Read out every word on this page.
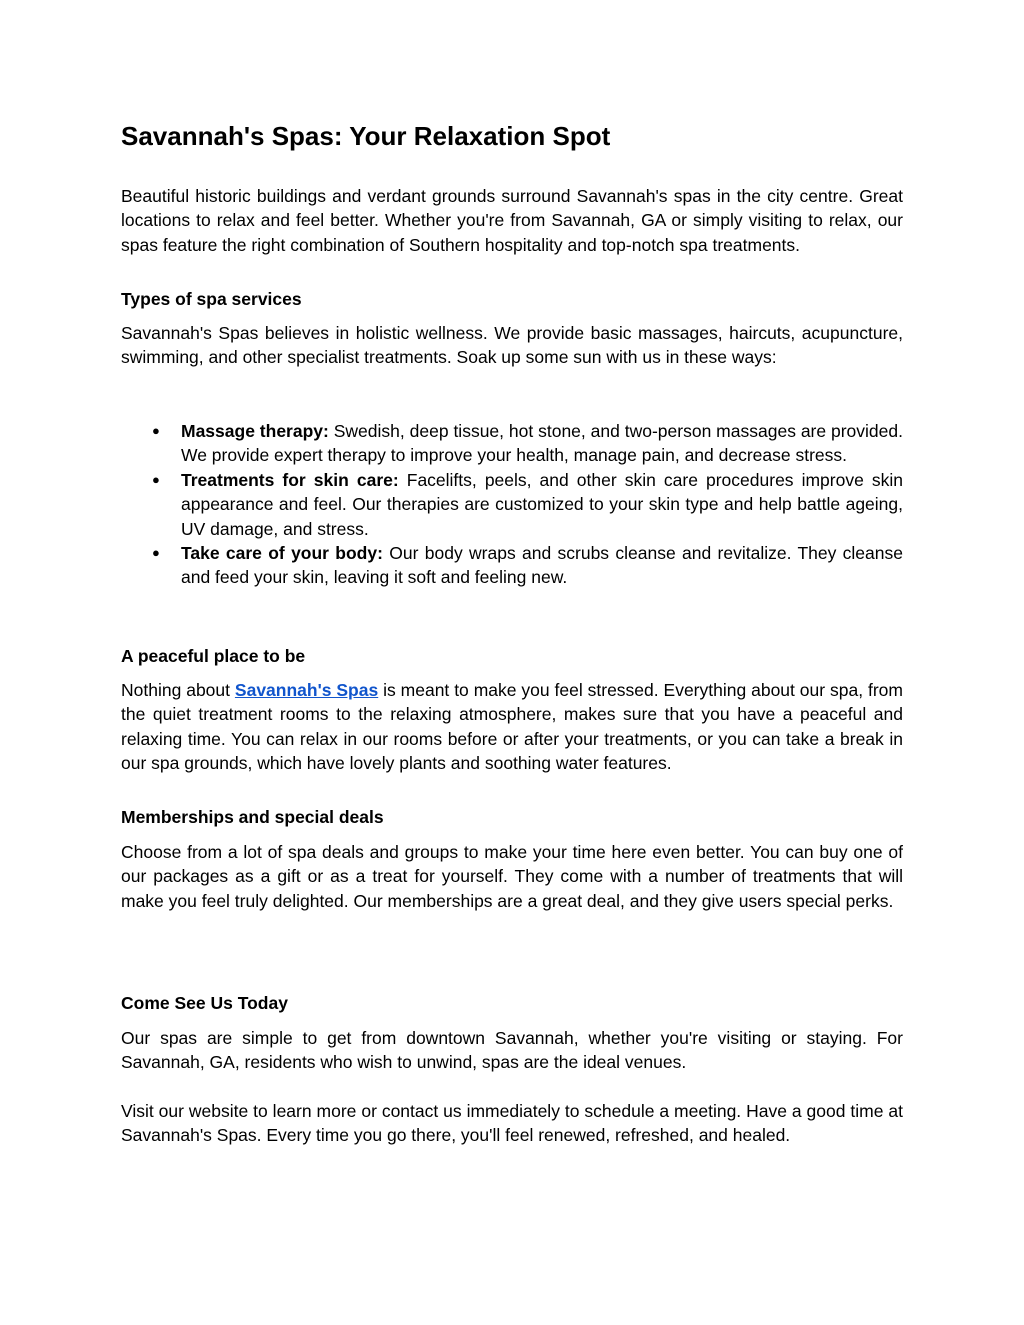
Savannah's Spas: Your Relaxation Spot

Beautiful historic buildings and verdant grounds surround Savannah's spas in the city centre. Great locations to relax and feel better. Whether you're from Savannah, GA or simply visiting to relax, our spas feature the right combination of Southern hospitality and top-notch spa treatments.

Types of spa services

Savannah's Spas believes in holistic wellness. We provide basic massages, haircuts, acupuncture, swimming, and other specialist treatments. Soak up some sun with us in these ways:

● Massage therapy: Swedish, deep tissue, hot stone, and two-person massages are provided. We provide expert therapy to improve your health, manage pain, and decrease stress.
● Treatments for skin care: Facelifts, peels, and other skin care procedures improve skin appearance and feel. Our therapies are customized to your skin type and help battle ageing, UV damage, and stress.
● Take care of your body: Our body wraps and scrubs cleanse and revitalize. They cleanse and feed your skin, leaving it soft and feeling new.
A peaceful place to be

Nothing about Savannah's Spas is meant to make you feel stressed. Everything about our spa, from the quiet treatment rooms to the relaxing atmosphere, makes sure that you have a peaceful and relaxing time. You can relax in our rooms before or after your treatments, or you can take a break in our spa grounds, which have lovely plants and soothing water features.

Memberships and special deals

Choose from a lot of spa deals and groups to make your time here even better. You can buy one of our packages as a gift or as a treat for yourself. They come with a number of treatments that will make you feel truly delighted. Our memberships are a great deal, and they give users special perks.

Come See Us Today

Our spas are simple to get from downtown Savannah, whether you're visiting or staying. For Savannah, GA, residents who wish to unwind, spas are the ideal venues.

Visit our website to learn more or contact us immediately to schedule a meeting. Have a good time at Savannah's Spas. Every time you go there, you'll feel renewed, refreshed, and healed.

Goal
Each entry above should be reproduced exactly, with the pictures removed.

Result for this task
Read out every word on this page.
Savannah's Spas: Your Relaxation Spot

Beautiful historic buildings and verdant grounds surround Savannah's spas in the city centre. Great locations to relax and feel better. Whether you're from Savannah, GA or simply visiting to relax, our spas feature the right combination of Southern hospitality and top-notch spa treatments.

Types of spa services

Savannah's Spas believes in holistic wellness. We provide basic massages, haircuts, acupuncture, swimming, and other specialist treatments. Soak up some sun with us in these ways:

● Massage therapy: Swedish, deep tissue, hot stone, and two-person massages are provided. We provide expert therapy to improve your health, manage pain, and decrease stress.
● Treatments for skin care: Facelifts, peels, and other skin care procedures improve skin appearance and feel. Our therapies are customized to your skin type and help battle ageing, UV damage, and stress.
● Take care of your body: Our body wraps and scrubs cleanse and revitalize. They cleanse and feed your skin, leaving it soft and feeling new.
A peaceful place to be

Nothing about Savannah's Spas is meant to make you feel stressed. Everything about our spa, from the quiet treatment rooms to the relaxing atmosphere, makes sure that you have a peaceful and relaxing time. You can relax in our rooms before or after your treatments, or you can take a break in our spa grounds, which have lovely plants and soothing water features.

Memberships and special deals

Choose from a lot of spa deals and groups to make your time here even better. You can buy one of our packages as a gift or as a treat for yourself. They come with a number of treatments that will make you feel truly delighted. Our memberships are a great deal, and they give users special perks.

Come See Us Today

Our spas are simple to get from downtown Savannah, whether you're visiting or staying. For Savannah, GA, residents who wish to unwind, spas are the ideal venues.

Visit our website to learn more or contact us immediately to schedule a meeting. Have a good time at Savannah's Spas. Every time you go there, you'll feel renewed, refreshed, and healed.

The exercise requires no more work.